The problem —
Every entry below should be transcribed exactly; pictures stay out of the copy.
# start of Input rows
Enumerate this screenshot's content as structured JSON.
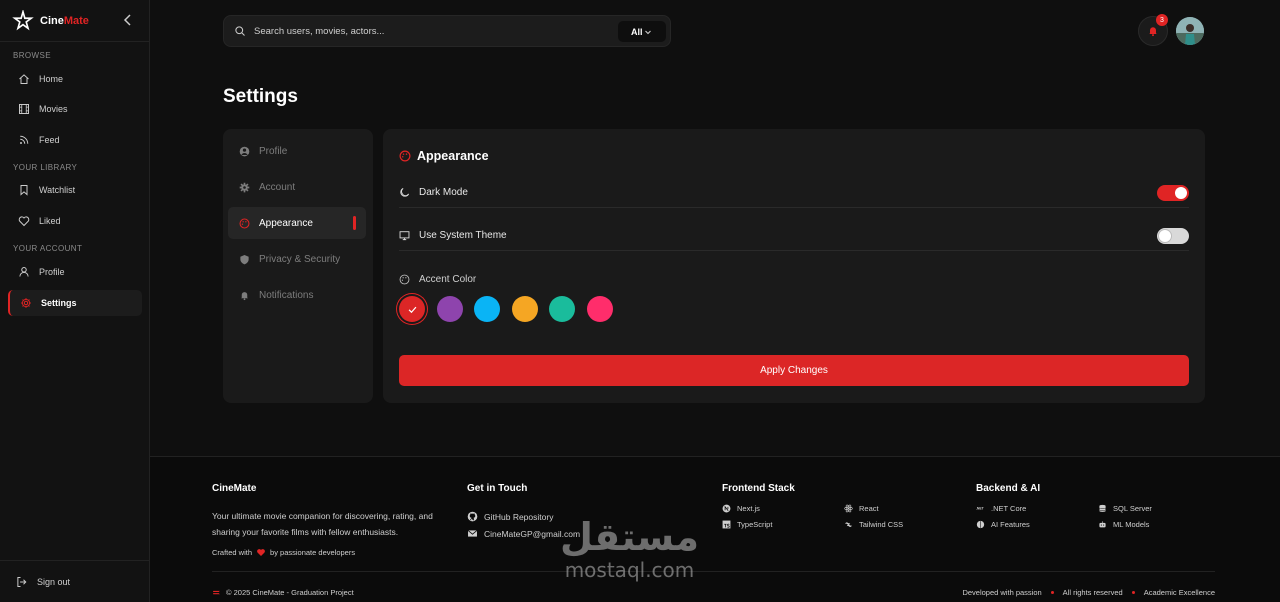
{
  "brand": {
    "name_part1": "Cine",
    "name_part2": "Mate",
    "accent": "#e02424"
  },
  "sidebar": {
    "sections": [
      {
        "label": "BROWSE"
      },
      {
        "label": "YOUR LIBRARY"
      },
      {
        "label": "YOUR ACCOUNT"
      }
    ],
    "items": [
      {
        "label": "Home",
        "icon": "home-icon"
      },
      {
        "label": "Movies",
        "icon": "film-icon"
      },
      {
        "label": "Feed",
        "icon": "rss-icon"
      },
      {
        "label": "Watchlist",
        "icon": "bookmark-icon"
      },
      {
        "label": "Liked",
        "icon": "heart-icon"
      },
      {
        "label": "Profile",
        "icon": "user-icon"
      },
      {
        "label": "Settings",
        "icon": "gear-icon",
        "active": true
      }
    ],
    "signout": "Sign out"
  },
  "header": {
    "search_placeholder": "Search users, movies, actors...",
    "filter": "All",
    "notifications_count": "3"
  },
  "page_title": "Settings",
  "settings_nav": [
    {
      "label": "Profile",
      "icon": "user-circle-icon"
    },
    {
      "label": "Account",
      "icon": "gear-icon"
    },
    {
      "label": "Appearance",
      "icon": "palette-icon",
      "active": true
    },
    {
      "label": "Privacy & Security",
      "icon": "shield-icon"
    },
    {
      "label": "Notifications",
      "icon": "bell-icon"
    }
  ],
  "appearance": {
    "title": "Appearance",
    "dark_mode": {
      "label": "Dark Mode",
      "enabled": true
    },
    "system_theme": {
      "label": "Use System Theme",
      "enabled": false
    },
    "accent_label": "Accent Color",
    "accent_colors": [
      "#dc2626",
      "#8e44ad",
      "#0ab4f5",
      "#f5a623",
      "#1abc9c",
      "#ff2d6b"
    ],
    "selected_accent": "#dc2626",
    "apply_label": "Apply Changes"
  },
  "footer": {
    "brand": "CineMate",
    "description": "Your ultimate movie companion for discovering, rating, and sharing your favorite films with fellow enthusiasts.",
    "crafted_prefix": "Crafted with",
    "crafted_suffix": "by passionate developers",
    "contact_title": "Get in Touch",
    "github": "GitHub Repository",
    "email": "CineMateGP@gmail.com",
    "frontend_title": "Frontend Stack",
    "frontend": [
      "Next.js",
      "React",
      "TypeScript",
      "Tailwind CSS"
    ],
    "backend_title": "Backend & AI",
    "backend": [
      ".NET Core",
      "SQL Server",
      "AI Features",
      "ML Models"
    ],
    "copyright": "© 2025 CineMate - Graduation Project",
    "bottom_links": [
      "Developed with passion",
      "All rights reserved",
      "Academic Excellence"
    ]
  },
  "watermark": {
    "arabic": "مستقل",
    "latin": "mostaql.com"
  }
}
# end of Input rows
Exercise answer —
Enumerate this screenshot's content as structured JSON.
{
  "brand": {
    "name_part1": "Cine",
    "name_part2": "Mate",
    "accent": "#e02424"
  },
  "sidebar": {
    "sections": [
      {
        "label": "BROWSE"
      },
      {
        "label": "YOUR LIBRARY"
      },
      {
        "label": "YOUR ACCOUNT"
      }
    ],
    "items": [
      {
        "label": "Home",
        "icon": "home-icon"
      },
      {
        "label": "Movies",
        "icon": "film-icon"
      },
      {
        "label": "Feed",
        "icon": "rss-icon"
      },
      {
        "label": "Watchlist",
        "icon": "bookmark-icon"
      },
      {
        "label": "Liked",
        "icon": "heart-icon"
      },
      {
        "label": "Profile",
        "icon": "user-icon"
      },
      {
        "label": "Settings",
        "icon": "gear-icon",
        "active": true
      }
    ],
    "signout": "Sign out"
  },
  "header": {
    "search_placeholder": "Search users, movies, actors...",
    "filter": "All",
    "notifications_count": "3"
  },
  "page_title": "Settings",
  "settings_nav": [
    {
      "label": "Profile",
      "icon": "user-circle-icon"
    },
    {
      "label": "Account",
      "icon": "gear-icon"
    },
    {
      "label": "Appearance",
      "icon": "palette-icon",
      "active": true
    },
    {
      "label": "Privacy & Security",
      "icon": "shield-icon"
    },
    {
      "label": "Notifications",
      "icon": "bell-icon"
    }
  ],
  "appearance": {
    "title": "Appearance",
    "dark_mode": {
      "label": "Dark Mode",
      "enabled": true
    },
    "system_theme": {
      "label": "Use System Theme",
      "enabled": false
    },
    "accent_label": "Accent Color",
    "accent_colors": [
      "#dc2626",
      "#8e44ad",
      "#0ab4f5",
      "#f5a623",
      "#1abc9c",
      "#ff2d6b"
    ],
    "selected_accent": "#dc2626",
    "apply_label": "Apply Changes"
  },
  "footer": {
    "brand": "CineMate",
    "description": "Your ultimate movie companion for discovering, rating, and sharing your favorite films with fellow enthusiasts.",
    "crafted_prefix": "Crafted with",
    "crafted_suffix": "by passionate developers",
    "contact_title": "Get in Touch",
    "github": "GitHub Repository",
    "email": "CineMateGP@gmail.com",
    "frontend_title": "Frontend Stack",
    "frontend": [
      "Next.js",
      "React",
      "TypeScript",
      "Tailwind CSS"
    ],
    "backend_title": "Backend & AI",
    "backend": [
      ".NET Core",
      "SQL Server",
      "AI Features",
      "ML Models"
    ],
    "copyright": "© 2025 CineMate - Graduation Project",
    "bottom_links": [
      "Developed with passion",
      "All rights reserved",
      "Academic Excellence"
    ]
  },
  "watermark": {
    "arabic": "مستقل",
    "latin": "mostaql.com"
  }
}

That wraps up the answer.